本文抜粋:
• • • • •

2022年版 いますぐ始めたいBCP対策!非常用電源の重要性とBCP対策の基礎知識
2022年版 いますぐ始めたいBCP対策!非常用電源の重要性とBCP対策の基礎知識
2004年の新潟県中越沖地震や、2011年の東日本大震災のような自然災害の発生によって注目され始めたBCP対策(事業継続計画)。自然災害やあらゆる緊急事態から、事業や従業員を守る対策が企業には求められています。
自然災害などが原因で経営が破綻する企業が存在するのは事実であり、緊急事態による影響を最小限に抑えための対策を講じることが重要です。今回は、BCP対策の基礎知識やBCP対策に適した非常用電源などを紹介します。今後あらゆる企業にとって必要な存在となる、BCP対策について考えていきましょう。
BCP対策(事業継続計画)とは?
BCP(事業継続計画)対策とは、Business Continuity Planの略で「事業継続計画」を意味する言葉です。台風や地震といった自然災害やシステムエラーなどの緊急事態が発生した際に、事業への損害を最小限にとどめ、企業の中核となる事業を継続・復旧させる対策を指しています。

• • • • •

演習データ:

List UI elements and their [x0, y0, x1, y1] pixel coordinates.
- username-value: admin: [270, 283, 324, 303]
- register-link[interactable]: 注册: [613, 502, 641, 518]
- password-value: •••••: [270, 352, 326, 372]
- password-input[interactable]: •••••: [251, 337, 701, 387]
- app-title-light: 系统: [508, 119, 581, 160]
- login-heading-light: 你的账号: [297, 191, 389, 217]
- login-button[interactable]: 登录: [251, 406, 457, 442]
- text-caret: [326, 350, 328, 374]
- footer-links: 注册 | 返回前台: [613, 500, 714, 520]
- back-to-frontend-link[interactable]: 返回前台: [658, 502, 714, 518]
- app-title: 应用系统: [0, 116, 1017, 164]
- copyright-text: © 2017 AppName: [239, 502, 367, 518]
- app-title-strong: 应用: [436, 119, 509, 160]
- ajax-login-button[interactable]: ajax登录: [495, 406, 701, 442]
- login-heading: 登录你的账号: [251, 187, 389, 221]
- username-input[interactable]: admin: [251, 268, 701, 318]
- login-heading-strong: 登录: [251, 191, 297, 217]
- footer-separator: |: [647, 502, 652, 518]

• • • • •

担当課題 1: BCP対策の本文によると、BCPは何という英語の略ですか?
担当課題 2:
BCP対策の本文と次の(a)〜(c)は合っていますか?それぞれ「はい」か「いいえ」で答え、判断の根拠となる本文の語句を引用してください。
(a) BCP対策とは、緊急事態の際に企業の中核となる事業を継続・復旧させる対策を指す。
(b) 緊急事態の例として、システムエラーは挙げられていない。
(c) この記事では、BCP対策に適した非常用電源なども紹介する。
担当課題 3: BCP対策の本文を、最後の文に続けて書き進めてください。
ここでの作業に記録は使いません。

記述解答 1: Business Continuity Plan(事業継続計画)の略です。

記述解答 2:
(a) はい。「企業の中核となる事業を継続・復旧させる対策を指しています」
(b) いいえ。「台風や地震といった自然災害やシステムエラーなどの緊急事態」
(c) はい。「BCP対策に適した非常用電源などを紹介します」

記述解答 3:
近年では、自社で新型コロナウイルスのクラスターが発生してしまった場合の対策についても、BCP対策の重要な項目の1つとして考えられています。
BCP策定は2024年に義務化される?
2021年度の介護報酬改定により、全ての介護事業者に業務継続計画の策定を義務付けることが決まりました。3年間の経過措置があり、義務化は2024年度からとなっています。
ただし、義務化されるのは介護施設・事業所のみとなっており、その他の企業ではBCP策定が2024年に義務化されるわけではありません。よって、一般企業にBCP策定を義務づけるような法律はなく、それぞれの企業の判断に委ねられている状況です。
しかし、BCPを導入する企業は緩やかではあるものの、年々増加しています。自然災害やその他の緊急事態から従業員・事業を守るためにも、多くの企業で計画やマニュアルを整備していこうという流れになっていることは事実です。
BCP対策と防災対策の違い
BCP対策は、防災対策とは異なるポイントがいくつかあります。防災対策は、地震や洪水といった自然災害のみが対象となり、人命や建物などの固定資産の維持が目的となっています。
BCPは自然災害の他にもあらゆる非常時が対象で、停電やテロ、感染症の蔓延やリコールなど、さまざまなリスクへの対策を講じます。初動対応は人命が最優先ですが、事業を継続することが重要な目的となっているのが特徴です。
防災対策は自社のみを対象としていますが、BCPは取引先企業への被害を最小限に抑えるように計画していくのもポイントです。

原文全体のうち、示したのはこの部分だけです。